*Dataset*:
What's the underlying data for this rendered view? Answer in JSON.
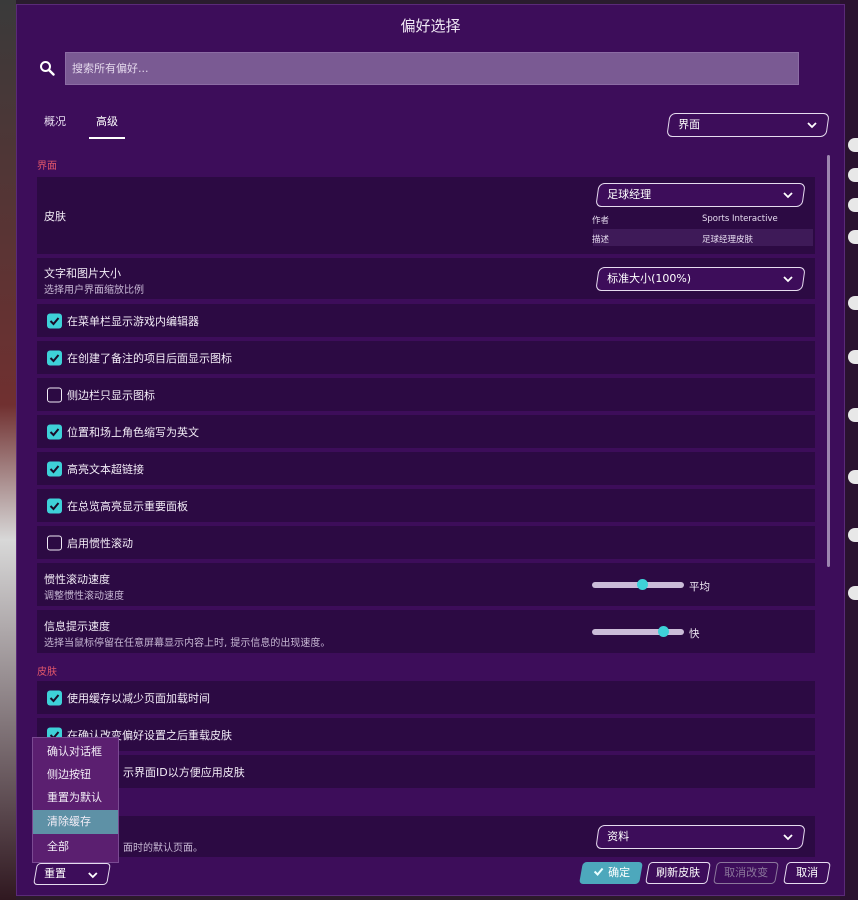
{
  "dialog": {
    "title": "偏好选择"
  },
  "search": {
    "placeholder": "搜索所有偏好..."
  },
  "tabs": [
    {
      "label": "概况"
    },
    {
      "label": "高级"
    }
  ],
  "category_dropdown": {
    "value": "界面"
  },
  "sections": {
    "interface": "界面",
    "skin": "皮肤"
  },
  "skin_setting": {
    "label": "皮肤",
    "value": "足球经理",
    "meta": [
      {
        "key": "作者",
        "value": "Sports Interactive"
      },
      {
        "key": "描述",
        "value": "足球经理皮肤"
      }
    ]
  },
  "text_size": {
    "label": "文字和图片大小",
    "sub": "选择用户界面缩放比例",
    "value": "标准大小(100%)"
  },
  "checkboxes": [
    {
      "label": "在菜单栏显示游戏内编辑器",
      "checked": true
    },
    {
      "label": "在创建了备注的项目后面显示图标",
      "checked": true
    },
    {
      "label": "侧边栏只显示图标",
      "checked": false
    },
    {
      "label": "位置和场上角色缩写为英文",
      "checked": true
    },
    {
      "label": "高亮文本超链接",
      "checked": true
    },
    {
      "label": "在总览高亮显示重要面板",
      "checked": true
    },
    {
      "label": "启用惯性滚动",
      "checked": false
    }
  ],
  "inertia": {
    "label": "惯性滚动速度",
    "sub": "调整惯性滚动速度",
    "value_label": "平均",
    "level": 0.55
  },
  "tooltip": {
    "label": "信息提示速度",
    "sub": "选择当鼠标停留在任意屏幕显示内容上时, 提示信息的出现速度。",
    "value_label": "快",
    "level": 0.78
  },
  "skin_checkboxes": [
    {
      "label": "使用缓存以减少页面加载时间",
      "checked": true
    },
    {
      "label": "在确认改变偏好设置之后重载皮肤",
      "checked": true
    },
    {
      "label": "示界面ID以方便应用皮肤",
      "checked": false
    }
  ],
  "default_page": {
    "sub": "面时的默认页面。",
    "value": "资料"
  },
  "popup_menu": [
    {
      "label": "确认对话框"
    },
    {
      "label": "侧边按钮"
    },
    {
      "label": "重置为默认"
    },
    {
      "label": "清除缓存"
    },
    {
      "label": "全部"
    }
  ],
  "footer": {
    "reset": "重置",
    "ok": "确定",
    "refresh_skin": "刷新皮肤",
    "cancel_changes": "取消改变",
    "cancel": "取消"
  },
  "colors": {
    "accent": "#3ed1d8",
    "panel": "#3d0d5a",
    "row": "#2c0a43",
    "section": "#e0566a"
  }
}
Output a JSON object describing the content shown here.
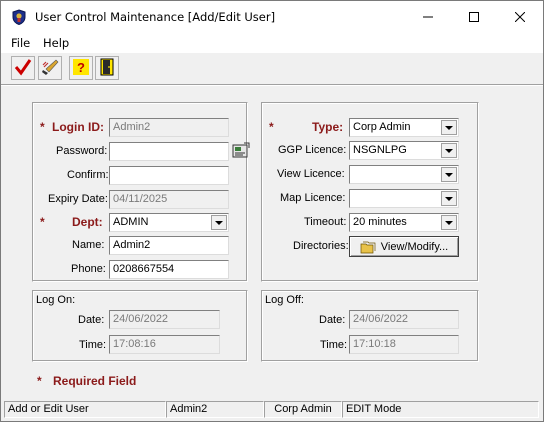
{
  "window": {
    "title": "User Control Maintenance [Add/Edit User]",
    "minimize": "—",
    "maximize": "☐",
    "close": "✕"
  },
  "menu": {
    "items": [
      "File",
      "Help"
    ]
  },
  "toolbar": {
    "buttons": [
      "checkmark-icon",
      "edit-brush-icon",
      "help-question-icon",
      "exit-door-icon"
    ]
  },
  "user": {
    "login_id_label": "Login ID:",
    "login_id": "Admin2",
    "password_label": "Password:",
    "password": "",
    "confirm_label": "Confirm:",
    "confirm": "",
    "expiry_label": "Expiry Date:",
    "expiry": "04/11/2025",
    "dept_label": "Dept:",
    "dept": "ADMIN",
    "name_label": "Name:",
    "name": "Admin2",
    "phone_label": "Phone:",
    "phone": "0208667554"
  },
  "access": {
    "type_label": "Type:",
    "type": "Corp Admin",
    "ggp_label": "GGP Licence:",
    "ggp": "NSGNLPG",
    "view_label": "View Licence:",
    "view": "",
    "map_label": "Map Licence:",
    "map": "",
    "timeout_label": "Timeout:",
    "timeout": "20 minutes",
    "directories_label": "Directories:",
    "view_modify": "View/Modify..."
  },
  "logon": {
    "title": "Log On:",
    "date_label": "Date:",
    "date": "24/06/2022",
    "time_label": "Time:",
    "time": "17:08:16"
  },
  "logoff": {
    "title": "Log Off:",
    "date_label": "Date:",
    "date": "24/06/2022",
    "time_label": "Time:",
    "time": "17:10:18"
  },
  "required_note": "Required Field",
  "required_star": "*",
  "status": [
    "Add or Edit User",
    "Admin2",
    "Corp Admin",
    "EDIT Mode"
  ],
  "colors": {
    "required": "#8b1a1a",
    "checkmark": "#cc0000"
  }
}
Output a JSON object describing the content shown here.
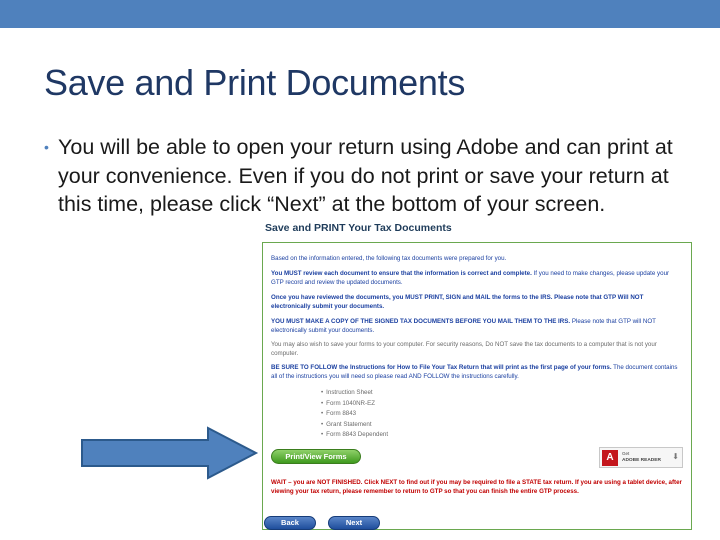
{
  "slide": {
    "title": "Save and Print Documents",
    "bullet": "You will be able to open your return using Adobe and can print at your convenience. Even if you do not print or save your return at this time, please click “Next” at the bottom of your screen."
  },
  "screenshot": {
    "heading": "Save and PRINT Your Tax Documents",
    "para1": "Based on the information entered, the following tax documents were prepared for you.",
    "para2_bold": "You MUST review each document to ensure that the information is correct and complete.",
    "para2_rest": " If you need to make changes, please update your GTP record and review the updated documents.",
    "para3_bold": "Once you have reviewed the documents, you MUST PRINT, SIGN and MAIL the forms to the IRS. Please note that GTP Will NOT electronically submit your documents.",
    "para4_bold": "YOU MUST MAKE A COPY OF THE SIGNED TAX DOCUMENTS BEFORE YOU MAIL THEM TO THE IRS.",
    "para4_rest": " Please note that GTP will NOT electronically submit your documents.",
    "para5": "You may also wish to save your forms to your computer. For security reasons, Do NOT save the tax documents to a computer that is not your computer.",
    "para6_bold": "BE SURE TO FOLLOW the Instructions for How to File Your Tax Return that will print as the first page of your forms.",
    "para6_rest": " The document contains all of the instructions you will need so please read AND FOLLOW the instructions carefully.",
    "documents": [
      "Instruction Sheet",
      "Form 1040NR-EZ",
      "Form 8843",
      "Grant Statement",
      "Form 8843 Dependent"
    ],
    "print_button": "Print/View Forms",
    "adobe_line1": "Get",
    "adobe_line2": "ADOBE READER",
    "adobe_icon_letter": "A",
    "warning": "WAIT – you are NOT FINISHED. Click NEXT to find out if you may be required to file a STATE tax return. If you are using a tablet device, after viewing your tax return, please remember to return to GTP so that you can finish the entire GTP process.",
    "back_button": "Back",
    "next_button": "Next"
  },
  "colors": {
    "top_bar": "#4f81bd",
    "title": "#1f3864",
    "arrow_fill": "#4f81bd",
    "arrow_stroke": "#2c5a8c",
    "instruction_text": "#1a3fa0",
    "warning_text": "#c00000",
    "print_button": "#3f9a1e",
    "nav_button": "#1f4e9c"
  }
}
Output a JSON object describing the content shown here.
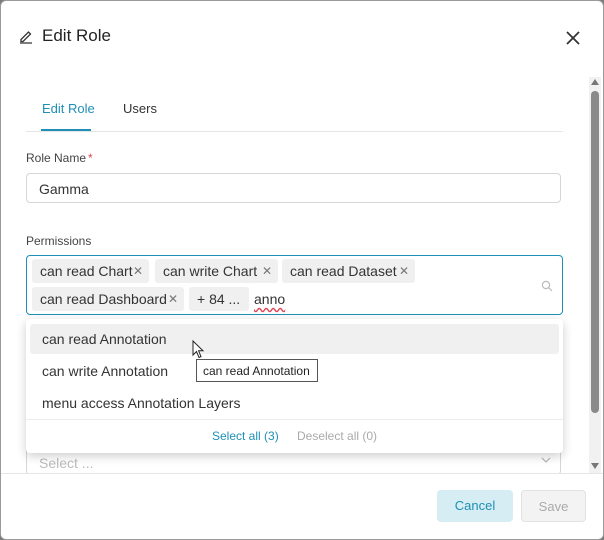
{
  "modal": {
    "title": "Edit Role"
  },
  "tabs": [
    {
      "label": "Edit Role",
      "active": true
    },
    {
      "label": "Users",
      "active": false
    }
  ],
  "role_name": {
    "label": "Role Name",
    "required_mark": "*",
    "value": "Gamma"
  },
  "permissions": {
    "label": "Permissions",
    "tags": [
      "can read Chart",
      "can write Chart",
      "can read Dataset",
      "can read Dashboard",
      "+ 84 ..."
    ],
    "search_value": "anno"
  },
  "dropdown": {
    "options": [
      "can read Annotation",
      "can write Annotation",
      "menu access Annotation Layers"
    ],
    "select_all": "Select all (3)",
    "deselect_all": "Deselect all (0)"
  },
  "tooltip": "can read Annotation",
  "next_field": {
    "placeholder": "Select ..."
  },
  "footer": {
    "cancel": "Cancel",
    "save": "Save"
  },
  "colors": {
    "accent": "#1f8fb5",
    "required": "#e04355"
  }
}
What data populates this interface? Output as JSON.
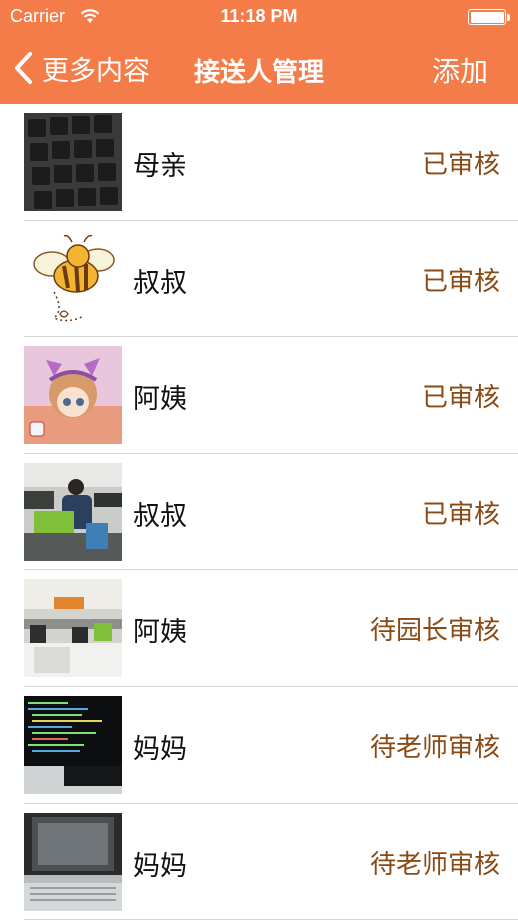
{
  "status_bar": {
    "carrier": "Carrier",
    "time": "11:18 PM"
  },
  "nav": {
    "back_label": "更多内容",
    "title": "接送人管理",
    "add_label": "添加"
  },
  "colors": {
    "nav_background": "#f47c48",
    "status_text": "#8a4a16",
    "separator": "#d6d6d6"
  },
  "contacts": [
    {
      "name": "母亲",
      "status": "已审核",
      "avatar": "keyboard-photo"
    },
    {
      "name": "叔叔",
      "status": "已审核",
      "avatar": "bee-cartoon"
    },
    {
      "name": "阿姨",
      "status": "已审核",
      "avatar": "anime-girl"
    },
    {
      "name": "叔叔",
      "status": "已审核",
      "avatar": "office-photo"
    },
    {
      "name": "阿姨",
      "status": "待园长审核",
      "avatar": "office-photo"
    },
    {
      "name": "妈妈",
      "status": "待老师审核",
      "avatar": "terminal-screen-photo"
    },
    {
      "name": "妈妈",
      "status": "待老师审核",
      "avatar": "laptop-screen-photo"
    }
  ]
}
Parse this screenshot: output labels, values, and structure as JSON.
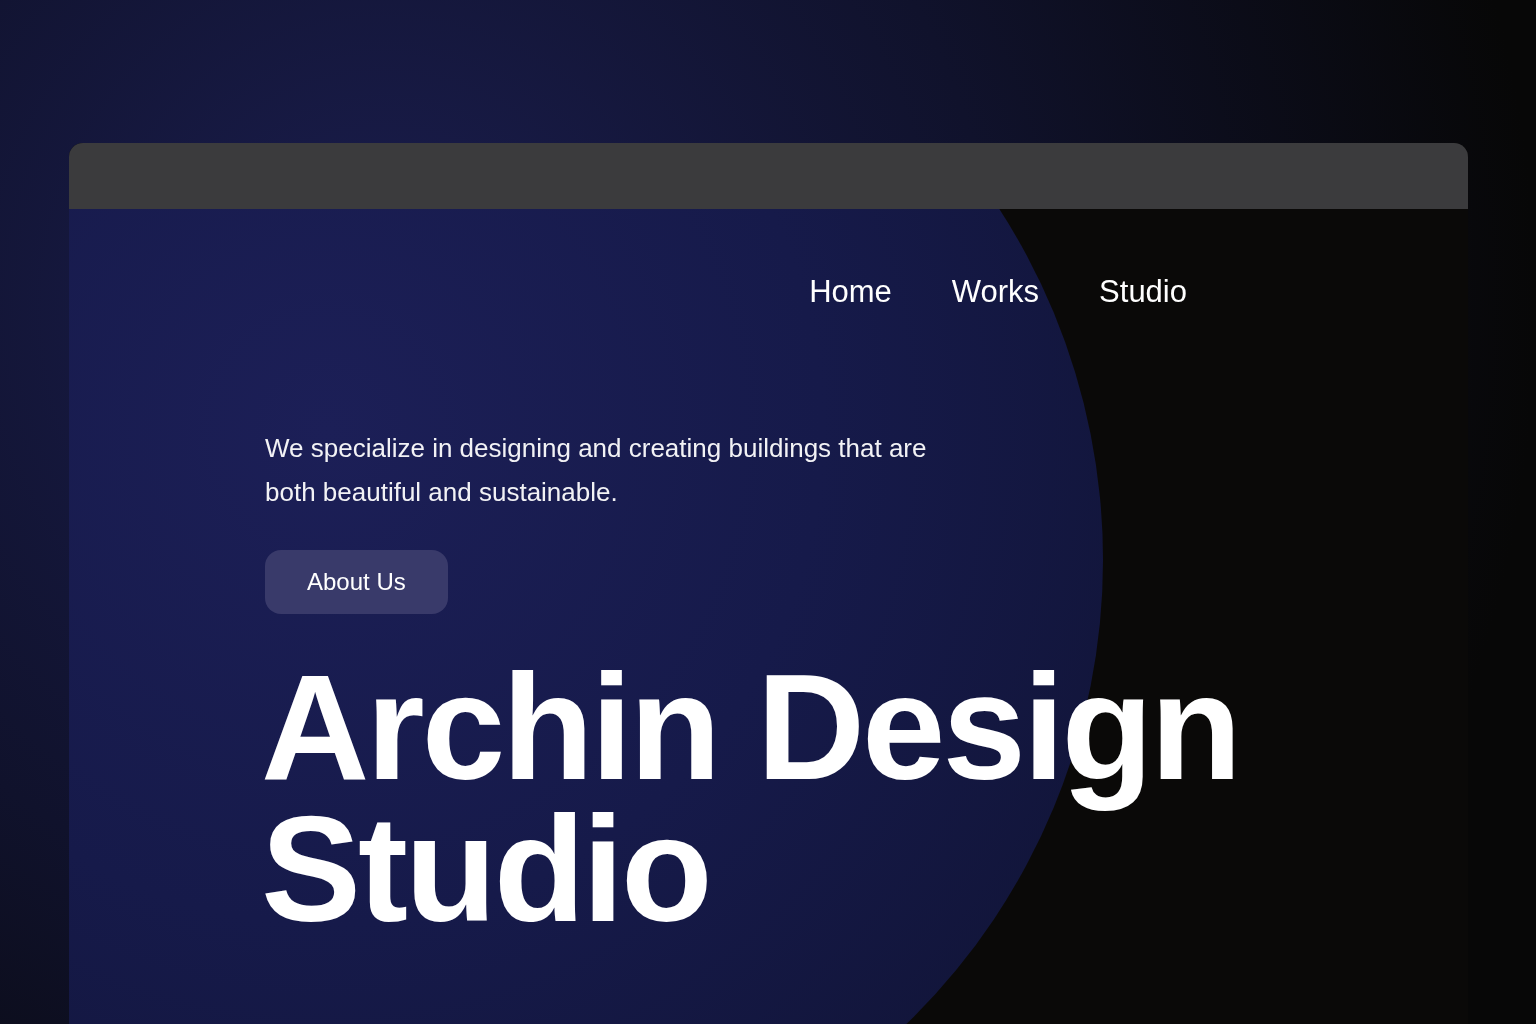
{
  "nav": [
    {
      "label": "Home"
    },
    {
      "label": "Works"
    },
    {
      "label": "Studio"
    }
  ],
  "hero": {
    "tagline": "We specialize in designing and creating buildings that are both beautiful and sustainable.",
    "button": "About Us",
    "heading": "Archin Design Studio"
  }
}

*Short exercise*: Looking at the listing above, how many of its lines contain the string "heading"? Give the number alone.

*Solution for this exercise*: 2